Write the data out again in full, with no departure from the original.

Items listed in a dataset
* BEGIN *

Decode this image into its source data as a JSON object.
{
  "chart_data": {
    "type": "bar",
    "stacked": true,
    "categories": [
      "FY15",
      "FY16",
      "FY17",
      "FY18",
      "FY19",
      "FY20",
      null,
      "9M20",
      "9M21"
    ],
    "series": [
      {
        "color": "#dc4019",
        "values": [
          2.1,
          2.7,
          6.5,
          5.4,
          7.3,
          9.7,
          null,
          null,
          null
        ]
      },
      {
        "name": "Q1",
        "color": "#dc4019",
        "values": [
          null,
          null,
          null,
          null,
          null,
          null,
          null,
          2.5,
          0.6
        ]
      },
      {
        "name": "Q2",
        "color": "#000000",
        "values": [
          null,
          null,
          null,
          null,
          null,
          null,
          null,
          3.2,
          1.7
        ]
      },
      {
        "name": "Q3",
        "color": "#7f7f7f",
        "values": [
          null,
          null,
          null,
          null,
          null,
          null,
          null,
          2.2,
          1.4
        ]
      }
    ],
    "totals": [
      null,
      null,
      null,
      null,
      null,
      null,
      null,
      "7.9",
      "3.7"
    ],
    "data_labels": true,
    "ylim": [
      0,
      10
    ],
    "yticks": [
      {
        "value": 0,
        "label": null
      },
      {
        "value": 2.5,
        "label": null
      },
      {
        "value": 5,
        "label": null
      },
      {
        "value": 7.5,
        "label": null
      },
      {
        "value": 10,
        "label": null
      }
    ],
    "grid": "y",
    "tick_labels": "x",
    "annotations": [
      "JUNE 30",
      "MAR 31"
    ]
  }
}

* END *

*Written response*.
Decode this image into its source data as a JSON object.
{
  "chart_data": {
    "type": "bar",
    "stacked": true,
    "categories": [
      "FY15",
      "FY16",
      "FY17",
      "FY18",
      "FY19",
      "FY20",
      null,
      "9M20",
      "9M21"
    ],
    "series": [
      {
        "color": "#dc4019",
        "values": [
          2.1,
          2.7,
          6.5,
          5.4,
          7.3,
          9.7,
          null,
          null,
          null
        ]
      },
      {
        "name": "Q1",
        "color": "#dc4019",
        "values": [
          null,
          null,
          null,
          null,
          null,
          null,
          null,
          2.5,
          0.6
        ]
      },
      {
        "name": "Q2",
        "color": "#000000",
        "values": [
          null,
          null,
          null,
          null,
          null,
          null,
          null,
          3.2,
          1.7
        ]
      },
      {
        "name": "Q3",
        "color": "#7f7f7f",
        "values": [
          null,
          null,
          null,
          null,
          null,
          null,
          null,
          2.2,
          1.4
        ]
      }
    ],
    "totals": [
      null,
      null,
      null,
      null,
      null,
      null,
      null,
      "7.9",
      "3.7"
    ],
    "data_labels": true,
    "ylim": [
      0,
      10
    ],
    "yticks": [
      {
        "value": 0,
        "label": null
      },
      {
        "value": 2.5,
        "label": null
      },
      {
        "value": 5,
        "label": null
      },
      {
        "value": 7.5,
        "label": null
      },
      {
        "value": 10,
        "label": null
      }
    ],
    "grid": "y",
    "tick_labels": "x",
    "annotations": [
      "JUNE 30",
      "MAR 31"
    ]
  }
}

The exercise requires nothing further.